### INSTRUCTIONS TO FOLLOW
Give only the number of lines where "xlabel" occurs.

● ● ● ● ●

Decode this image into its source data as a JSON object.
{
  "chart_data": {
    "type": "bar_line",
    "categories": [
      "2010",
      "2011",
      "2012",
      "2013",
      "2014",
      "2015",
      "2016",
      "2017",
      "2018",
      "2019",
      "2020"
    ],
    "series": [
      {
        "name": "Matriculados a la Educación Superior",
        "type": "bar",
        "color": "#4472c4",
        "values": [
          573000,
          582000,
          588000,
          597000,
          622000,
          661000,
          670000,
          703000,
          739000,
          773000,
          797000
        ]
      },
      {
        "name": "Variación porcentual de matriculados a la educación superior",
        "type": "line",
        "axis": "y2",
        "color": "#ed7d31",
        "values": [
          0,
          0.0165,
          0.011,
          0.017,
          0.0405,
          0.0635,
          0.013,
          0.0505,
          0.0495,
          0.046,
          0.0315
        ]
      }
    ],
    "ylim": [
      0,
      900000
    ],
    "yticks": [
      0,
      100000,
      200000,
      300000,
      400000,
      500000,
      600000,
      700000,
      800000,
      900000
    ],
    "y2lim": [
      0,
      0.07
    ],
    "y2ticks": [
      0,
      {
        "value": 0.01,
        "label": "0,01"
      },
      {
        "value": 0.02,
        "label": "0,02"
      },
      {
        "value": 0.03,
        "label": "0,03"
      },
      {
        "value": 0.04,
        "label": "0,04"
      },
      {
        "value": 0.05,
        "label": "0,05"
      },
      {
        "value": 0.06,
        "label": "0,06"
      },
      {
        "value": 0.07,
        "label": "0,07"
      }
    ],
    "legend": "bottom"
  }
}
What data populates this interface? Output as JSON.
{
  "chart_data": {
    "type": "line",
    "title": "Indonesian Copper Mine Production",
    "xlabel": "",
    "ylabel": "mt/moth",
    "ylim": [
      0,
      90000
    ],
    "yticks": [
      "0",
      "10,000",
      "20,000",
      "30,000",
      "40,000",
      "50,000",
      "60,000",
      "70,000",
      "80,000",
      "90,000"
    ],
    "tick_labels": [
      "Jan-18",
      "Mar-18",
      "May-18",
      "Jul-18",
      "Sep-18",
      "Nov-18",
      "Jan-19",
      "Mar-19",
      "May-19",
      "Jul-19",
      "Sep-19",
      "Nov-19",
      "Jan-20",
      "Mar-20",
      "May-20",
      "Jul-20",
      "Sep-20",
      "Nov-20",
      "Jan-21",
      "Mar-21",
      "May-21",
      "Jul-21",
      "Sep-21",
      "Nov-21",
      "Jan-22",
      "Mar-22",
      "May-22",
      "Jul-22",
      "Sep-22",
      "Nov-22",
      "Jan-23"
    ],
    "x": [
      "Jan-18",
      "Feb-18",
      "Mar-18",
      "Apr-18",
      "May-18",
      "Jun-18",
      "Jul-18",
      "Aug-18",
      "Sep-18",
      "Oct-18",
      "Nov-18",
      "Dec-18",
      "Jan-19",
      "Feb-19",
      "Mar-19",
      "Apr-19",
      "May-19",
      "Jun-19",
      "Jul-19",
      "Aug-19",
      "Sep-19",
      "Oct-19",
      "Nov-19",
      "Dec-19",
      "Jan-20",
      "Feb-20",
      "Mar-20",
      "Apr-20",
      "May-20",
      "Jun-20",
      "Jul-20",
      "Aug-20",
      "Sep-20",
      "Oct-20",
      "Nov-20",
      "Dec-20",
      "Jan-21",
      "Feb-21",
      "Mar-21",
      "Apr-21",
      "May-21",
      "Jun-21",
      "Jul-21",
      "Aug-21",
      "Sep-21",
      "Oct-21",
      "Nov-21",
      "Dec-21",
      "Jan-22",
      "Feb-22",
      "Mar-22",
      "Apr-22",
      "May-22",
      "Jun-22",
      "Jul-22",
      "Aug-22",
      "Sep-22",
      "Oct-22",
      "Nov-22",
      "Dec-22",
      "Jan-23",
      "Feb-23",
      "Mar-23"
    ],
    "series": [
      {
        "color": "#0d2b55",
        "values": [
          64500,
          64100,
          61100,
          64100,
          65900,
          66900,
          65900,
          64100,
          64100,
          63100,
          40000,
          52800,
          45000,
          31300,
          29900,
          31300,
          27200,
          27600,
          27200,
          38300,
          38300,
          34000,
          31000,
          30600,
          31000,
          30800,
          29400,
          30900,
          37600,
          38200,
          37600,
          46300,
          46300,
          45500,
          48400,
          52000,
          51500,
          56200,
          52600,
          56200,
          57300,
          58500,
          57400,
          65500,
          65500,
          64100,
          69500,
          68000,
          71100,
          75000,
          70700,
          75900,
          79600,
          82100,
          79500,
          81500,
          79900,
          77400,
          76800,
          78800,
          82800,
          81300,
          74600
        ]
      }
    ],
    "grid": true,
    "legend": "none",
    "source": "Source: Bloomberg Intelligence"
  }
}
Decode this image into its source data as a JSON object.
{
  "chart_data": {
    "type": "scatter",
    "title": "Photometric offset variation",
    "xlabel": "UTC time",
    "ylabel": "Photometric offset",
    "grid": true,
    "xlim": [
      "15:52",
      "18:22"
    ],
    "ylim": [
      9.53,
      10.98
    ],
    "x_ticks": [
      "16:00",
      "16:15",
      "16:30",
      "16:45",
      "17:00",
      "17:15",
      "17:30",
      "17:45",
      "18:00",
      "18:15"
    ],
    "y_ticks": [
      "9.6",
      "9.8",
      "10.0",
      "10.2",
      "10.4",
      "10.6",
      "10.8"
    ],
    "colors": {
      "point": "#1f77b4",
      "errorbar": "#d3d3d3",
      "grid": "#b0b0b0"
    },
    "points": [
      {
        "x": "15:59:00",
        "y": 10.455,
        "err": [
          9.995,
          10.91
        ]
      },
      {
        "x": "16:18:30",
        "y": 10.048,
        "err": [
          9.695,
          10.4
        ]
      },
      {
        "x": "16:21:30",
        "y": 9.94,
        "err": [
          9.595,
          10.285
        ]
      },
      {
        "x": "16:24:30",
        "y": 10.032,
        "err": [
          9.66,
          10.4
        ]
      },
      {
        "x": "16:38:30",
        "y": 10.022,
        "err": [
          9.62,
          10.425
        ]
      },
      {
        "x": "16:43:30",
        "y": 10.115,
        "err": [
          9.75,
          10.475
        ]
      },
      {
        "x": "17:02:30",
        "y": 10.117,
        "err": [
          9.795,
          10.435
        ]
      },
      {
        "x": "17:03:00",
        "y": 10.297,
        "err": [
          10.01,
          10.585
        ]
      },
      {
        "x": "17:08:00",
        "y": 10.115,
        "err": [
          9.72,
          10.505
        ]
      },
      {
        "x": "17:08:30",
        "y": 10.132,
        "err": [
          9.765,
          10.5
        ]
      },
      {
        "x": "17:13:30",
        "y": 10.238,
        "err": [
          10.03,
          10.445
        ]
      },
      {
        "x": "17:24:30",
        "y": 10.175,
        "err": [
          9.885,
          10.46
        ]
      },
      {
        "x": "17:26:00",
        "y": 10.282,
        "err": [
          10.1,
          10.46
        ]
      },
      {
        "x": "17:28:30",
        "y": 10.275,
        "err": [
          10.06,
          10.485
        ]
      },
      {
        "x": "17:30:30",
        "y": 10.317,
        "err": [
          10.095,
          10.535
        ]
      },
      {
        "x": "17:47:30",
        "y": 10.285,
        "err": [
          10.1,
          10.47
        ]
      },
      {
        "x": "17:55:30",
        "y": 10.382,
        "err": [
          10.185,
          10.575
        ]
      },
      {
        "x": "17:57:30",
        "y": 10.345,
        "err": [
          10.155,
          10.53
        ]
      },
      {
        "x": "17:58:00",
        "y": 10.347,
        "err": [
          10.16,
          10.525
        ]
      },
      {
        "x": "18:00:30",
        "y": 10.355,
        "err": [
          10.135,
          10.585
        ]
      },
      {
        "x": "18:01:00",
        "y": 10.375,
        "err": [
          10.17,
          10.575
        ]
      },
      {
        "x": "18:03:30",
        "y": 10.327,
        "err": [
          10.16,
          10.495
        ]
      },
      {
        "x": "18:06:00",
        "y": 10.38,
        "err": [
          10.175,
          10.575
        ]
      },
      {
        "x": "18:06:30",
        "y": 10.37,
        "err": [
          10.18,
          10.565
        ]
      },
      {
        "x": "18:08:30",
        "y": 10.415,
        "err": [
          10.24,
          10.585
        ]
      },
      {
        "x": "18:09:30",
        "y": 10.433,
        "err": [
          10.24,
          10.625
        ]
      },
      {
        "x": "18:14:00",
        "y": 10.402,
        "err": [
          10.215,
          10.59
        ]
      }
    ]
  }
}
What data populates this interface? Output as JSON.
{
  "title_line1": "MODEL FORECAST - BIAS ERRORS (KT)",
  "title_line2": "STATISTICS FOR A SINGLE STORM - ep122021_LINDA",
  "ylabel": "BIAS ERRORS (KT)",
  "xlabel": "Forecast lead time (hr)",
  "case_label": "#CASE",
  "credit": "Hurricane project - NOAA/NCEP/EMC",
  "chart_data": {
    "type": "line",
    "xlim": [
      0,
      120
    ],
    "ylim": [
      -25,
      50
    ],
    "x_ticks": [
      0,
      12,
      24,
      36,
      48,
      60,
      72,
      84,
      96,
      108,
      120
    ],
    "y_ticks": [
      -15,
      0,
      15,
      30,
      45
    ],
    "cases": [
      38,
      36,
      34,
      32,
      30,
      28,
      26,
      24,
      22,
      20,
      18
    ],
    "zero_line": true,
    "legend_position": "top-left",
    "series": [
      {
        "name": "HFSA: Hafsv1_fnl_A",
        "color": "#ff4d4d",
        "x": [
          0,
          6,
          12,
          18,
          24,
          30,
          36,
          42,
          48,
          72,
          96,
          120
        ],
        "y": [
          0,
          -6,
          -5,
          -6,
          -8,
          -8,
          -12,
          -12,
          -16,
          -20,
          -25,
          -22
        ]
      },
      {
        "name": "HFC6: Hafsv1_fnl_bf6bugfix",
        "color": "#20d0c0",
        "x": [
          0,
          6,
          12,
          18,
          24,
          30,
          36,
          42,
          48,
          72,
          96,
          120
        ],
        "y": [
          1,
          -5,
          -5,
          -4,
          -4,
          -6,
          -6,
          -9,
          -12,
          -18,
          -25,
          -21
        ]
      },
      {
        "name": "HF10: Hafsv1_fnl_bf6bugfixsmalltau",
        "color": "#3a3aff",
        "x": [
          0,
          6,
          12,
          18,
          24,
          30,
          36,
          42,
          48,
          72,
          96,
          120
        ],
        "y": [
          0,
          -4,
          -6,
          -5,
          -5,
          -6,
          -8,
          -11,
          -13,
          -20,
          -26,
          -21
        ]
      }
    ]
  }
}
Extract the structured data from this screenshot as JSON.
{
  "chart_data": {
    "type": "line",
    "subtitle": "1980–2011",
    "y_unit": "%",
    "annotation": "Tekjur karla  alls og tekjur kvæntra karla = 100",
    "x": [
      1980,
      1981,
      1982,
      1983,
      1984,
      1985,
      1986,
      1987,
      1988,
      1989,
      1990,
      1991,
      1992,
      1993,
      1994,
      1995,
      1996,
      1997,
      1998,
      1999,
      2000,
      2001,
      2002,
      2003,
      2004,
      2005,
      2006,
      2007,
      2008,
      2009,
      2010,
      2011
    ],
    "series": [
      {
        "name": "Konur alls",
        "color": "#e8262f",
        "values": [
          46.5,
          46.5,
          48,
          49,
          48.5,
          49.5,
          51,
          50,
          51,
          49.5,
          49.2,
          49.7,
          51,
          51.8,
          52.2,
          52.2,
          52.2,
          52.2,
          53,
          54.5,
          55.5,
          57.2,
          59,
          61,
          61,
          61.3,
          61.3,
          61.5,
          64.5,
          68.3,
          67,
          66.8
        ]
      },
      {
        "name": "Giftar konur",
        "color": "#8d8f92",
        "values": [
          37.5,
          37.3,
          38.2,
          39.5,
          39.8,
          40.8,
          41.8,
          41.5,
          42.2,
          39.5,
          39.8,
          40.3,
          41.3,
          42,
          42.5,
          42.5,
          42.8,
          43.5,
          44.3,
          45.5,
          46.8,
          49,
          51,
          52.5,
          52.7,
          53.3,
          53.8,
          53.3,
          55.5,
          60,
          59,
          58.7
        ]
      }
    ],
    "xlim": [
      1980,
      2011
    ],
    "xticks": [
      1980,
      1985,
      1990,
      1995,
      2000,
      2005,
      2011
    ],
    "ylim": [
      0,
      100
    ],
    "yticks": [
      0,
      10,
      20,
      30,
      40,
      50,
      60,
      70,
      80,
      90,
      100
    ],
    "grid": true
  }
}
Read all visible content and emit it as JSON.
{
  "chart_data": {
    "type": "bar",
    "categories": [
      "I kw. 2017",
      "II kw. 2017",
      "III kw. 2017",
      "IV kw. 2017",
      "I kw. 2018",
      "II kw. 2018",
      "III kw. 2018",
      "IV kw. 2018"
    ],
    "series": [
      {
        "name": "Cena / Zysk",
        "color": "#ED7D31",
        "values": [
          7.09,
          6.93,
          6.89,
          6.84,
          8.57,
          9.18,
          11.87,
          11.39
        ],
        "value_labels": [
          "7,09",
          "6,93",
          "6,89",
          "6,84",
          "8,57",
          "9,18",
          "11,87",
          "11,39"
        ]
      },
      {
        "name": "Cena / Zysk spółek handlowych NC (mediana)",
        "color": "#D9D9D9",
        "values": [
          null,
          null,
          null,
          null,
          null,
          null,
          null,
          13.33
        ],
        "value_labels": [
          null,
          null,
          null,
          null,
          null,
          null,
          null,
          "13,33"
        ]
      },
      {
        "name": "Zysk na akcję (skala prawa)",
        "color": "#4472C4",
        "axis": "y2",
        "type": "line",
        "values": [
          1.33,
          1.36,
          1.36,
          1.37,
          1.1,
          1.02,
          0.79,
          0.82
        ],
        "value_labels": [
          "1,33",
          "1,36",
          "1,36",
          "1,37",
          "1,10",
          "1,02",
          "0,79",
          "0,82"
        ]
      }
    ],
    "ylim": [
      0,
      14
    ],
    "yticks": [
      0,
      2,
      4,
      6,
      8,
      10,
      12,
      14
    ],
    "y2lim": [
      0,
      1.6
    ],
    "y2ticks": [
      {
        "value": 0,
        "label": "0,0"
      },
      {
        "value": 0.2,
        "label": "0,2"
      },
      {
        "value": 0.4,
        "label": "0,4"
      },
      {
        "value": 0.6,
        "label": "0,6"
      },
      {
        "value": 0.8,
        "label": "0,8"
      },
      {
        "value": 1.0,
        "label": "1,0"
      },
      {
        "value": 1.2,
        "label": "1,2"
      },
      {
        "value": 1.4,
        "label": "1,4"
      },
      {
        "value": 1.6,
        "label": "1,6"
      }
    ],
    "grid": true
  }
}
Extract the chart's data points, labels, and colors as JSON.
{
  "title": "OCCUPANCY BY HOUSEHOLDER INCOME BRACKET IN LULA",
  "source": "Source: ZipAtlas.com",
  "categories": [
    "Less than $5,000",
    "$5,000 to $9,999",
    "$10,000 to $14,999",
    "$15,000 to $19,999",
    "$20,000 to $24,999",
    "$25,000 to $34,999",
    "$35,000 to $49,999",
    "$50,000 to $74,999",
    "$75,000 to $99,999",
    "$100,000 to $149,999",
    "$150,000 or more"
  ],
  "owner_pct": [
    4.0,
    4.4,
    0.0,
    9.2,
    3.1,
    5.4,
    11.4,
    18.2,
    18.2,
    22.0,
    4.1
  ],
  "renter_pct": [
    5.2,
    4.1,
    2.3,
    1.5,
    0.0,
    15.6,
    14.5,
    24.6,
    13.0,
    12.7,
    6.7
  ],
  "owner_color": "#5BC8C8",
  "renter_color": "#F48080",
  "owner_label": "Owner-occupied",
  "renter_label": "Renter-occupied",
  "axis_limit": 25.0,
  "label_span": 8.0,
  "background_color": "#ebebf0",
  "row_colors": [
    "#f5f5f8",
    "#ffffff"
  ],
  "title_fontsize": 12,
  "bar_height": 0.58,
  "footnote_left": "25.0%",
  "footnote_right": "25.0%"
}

● ● ● ● ●

### RESULT
3